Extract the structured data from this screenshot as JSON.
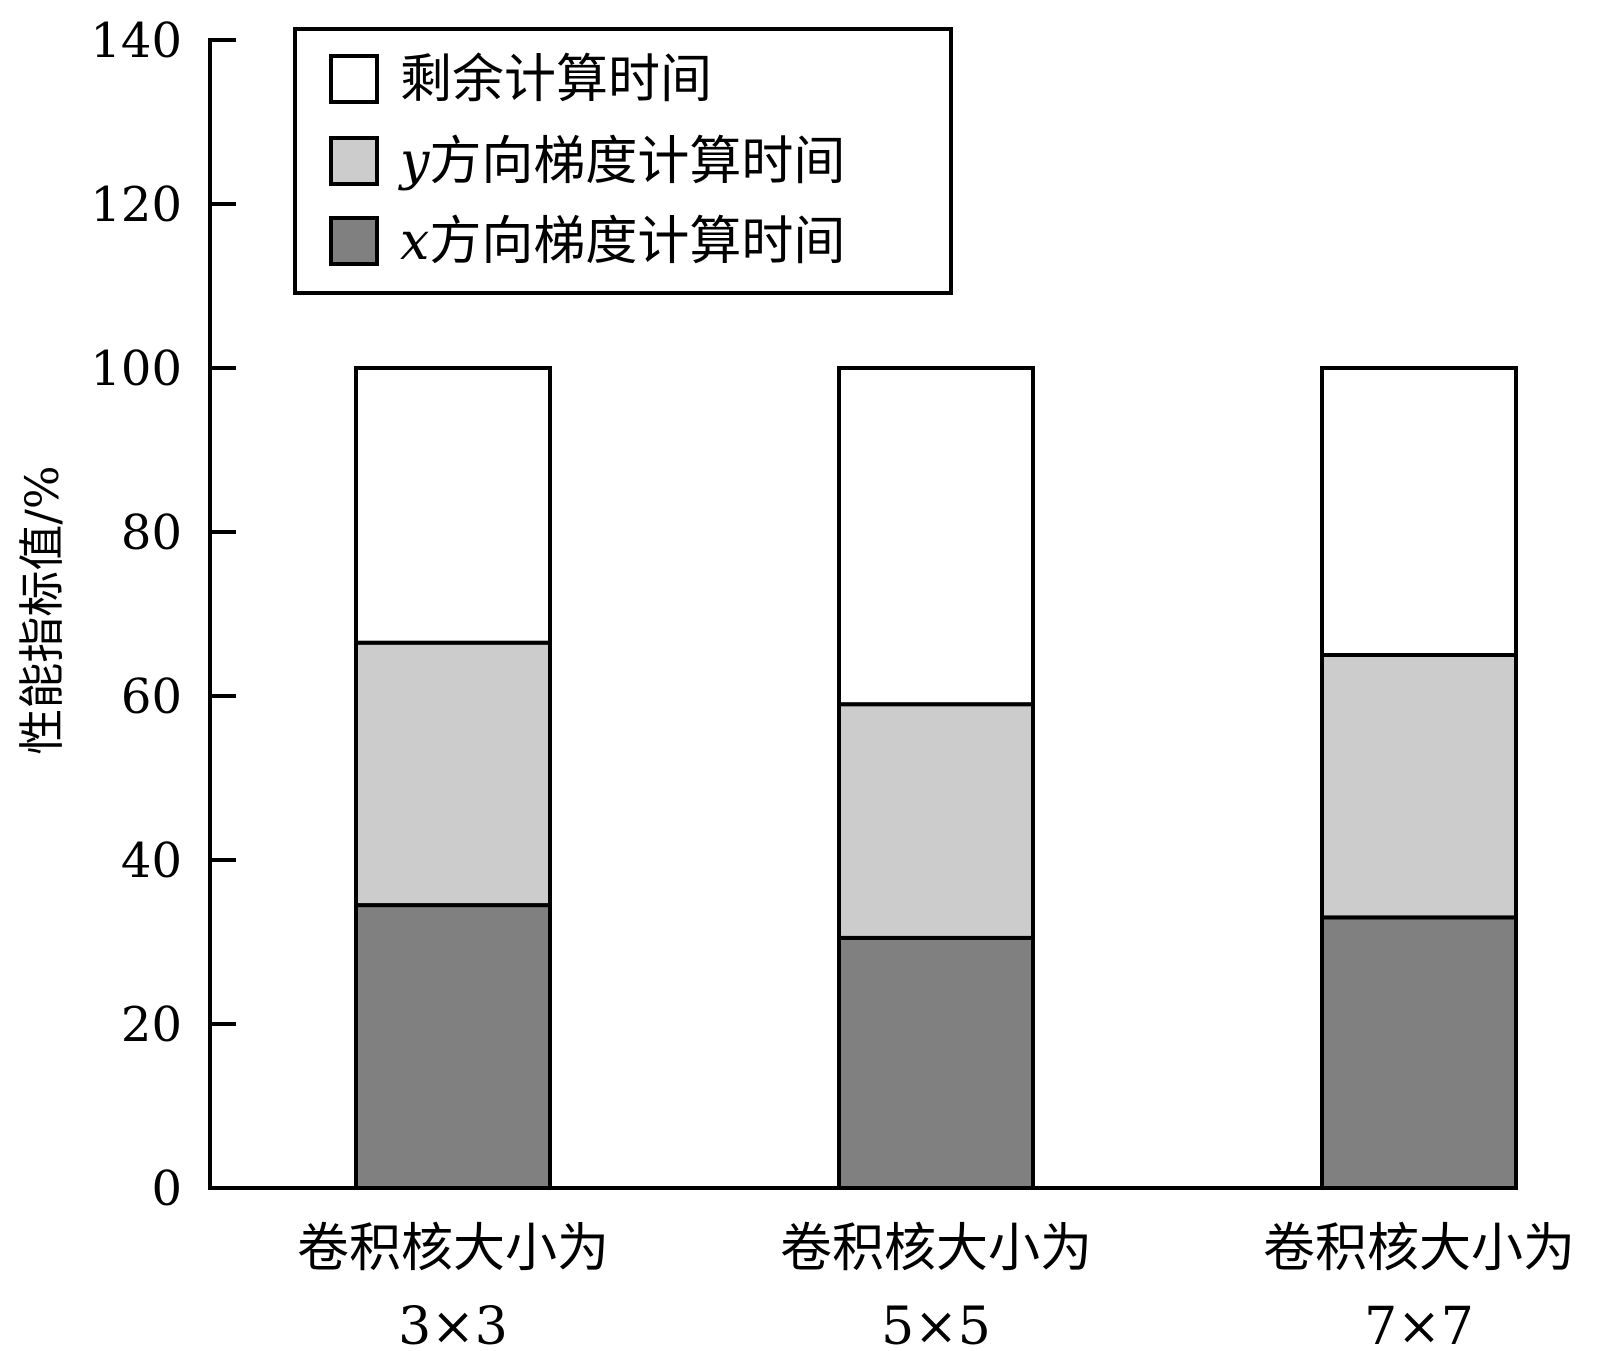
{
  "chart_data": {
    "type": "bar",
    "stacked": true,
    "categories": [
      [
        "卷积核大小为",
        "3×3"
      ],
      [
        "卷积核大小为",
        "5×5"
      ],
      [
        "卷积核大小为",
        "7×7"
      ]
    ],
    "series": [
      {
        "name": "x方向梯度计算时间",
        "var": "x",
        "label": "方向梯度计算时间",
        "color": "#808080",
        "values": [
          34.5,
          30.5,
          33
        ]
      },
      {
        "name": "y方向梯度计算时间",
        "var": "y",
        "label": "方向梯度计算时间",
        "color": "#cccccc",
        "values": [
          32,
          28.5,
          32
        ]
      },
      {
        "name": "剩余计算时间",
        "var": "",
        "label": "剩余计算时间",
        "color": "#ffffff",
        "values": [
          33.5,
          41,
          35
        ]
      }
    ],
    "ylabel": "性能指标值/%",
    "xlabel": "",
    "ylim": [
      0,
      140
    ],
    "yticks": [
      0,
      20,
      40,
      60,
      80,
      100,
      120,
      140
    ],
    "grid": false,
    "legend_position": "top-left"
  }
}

■ **Work required**
Take the listing above and print it exactly, apart from the pictures.

■ **Solution to this problem**
Extract the structured data from this screenshot as JSON.
{
  "chart_data": {
    "type": "bar",
    "stacked": true,
    "categories": [
      [
        "卷积核大小为",
        "3×3"
      ],
      [
        "卷积核大小为",
        "5×5"
      ],
      [
        "卷积核大小为",
        "7×7"
      ]
    ],
    "series": [
      {
        "name": "x方向梯度计算时间",
        "var": "x",
        "label": "方向梯度计算时间",
        "color": "#808080",
        "values": [
          34.5,
          30.5,
          33
        ]
      },
      {
        "name": "y方向梯度计算时间",
        "var": "y",
        "label": "方向梯度计算时间",
        "color": "#cccccc",
        "values": [
          32,
          28.5,
          32
        ]
      },
      {
        "name": "剩余计算时间",
        "var": "",
        "label": "剩余计算时间",
        "color": "#ffffff",
        "values": [
          33.5,
          41,
          35
        ]
      }
    ],
    "ylabel": "性能指标值/%",
    "xlabel": "",
    "ylim": [
      0,
      140
    ],
    "yticks": [
      0,
      20,
      40,
      60,
      80,
      100,
      120,
      140
    ],
    "grid": false,
    "legend_position": "top-left"
  }
}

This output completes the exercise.